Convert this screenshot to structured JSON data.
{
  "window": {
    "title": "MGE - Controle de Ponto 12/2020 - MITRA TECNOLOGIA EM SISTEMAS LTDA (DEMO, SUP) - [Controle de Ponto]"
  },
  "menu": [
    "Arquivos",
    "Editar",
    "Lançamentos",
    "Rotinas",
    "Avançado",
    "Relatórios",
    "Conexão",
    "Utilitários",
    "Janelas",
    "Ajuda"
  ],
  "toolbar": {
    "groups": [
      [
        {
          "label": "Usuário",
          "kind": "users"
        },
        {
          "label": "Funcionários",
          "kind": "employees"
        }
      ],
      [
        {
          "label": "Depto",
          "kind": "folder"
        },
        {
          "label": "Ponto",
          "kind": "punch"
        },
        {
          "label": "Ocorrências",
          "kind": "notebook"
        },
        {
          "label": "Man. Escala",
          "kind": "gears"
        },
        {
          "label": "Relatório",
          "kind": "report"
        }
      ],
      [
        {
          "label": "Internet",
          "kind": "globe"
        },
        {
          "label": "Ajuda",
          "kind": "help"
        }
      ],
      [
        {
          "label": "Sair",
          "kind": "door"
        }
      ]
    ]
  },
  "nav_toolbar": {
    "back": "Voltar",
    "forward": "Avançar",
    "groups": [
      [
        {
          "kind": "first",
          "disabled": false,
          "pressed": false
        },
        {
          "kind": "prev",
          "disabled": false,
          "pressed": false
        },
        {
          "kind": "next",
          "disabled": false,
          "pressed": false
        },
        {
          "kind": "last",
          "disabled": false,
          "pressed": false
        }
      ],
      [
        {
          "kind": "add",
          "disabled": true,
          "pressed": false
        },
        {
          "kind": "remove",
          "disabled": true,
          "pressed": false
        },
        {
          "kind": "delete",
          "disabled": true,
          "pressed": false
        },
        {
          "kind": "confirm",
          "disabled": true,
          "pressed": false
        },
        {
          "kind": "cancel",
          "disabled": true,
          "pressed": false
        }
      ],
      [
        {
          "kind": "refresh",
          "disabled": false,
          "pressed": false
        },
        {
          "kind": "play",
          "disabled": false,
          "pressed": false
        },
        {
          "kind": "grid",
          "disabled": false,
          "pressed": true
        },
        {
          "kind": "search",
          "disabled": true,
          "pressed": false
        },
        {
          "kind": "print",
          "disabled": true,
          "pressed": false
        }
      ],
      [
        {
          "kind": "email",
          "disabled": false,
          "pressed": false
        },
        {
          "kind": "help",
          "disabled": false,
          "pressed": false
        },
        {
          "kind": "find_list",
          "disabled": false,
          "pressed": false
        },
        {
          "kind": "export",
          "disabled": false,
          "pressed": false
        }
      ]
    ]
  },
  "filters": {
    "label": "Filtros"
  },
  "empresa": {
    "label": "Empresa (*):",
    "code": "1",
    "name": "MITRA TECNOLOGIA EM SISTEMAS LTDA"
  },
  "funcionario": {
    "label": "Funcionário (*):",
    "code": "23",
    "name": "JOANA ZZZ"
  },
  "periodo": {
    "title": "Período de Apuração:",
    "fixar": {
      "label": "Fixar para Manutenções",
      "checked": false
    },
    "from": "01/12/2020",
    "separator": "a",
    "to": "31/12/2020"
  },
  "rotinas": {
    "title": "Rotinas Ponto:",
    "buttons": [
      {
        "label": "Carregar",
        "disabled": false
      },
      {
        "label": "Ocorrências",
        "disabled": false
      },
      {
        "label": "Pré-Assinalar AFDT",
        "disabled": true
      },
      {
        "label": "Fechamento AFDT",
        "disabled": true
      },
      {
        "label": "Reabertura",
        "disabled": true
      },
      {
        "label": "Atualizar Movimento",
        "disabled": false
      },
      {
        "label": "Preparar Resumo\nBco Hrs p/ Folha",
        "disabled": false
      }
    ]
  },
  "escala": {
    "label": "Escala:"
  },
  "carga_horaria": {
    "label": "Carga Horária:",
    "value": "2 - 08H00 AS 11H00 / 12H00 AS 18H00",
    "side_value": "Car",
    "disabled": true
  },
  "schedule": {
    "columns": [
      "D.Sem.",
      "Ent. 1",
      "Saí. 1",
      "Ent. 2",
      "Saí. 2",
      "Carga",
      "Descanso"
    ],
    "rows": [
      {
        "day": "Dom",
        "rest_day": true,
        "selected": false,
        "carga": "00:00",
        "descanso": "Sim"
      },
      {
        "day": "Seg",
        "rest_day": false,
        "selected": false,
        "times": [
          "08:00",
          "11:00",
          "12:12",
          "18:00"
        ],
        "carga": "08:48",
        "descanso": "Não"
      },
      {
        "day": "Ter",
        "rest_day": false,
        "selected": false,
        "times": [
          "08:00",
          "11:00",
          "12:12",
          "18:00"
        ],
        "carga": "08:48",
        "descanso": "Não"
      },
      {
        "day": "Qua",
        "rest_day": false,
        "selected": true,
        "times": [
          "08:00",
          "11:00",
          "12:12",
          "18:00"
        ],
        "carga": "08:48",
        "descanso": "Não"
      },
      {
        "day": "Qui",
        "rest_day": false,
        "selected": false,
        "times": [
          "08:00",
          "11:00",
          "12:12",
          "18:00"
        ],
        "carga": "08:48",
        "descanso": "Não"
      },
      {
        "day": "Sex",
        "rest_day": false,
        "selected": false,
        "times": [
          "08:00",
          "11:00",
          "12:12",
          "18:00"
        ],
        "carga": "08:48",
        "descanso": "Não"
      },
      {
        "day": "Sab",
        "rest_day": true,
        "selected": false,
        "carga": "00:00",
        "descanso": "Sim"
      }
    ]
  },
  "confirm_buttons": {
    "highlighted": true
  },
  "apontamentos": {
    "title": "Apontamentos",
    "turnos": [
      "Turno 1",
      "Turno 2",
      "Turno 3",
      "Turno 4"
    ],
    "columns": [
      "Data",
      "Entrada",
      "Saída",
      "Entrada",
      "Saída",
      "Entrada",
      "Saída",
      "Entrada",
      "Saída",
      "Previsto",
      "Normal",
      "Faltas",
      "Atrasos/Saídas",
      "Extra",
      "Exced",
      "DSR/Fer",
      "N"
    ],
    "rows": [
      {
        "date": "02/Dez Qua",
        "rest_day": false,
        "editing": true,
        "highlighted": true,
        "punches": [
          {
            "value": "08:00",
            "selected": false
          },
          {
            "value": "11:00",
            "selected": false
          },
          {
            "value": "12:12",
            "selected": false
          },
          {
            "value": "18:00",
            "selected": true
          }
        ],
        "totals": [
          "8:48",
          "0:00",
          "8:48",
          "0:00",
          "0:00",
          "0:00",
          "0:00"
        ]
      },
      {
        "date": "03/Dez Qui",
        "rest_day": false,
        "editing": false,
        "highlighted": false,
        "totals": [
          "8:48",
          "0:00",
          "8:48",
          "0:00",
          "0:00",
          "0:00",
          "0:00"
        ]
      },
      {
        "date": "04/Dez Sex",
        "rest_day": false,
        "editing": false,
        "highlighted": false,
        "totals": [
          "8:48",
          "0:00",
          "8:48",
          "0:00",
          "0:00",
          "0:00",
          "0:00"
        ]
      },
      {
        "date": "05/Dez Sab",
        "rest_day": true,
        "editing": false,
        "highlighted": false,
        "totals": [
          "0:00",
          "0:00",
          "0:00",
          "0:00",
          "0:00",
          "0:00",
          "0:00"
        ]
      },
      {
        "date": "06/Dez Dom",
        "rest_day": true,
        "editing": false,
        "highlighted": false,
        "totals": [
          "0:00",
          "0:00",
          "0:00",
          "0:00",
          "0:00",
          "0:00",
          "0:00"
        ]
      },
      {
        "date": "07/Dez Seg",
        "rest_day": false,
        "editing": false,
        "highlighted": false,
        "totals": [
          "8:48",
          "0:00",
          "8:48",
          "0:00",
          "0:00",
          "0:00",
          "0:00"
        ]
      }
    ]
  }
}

------------

• EXERCISE BRIEF: Pick out each line in the material containing "AFDT".

• RESPONSE FOR THIS EXERCISE:
        "label": "Pré-Assinalar AFDT",
        "label": "Fechamento AFDT",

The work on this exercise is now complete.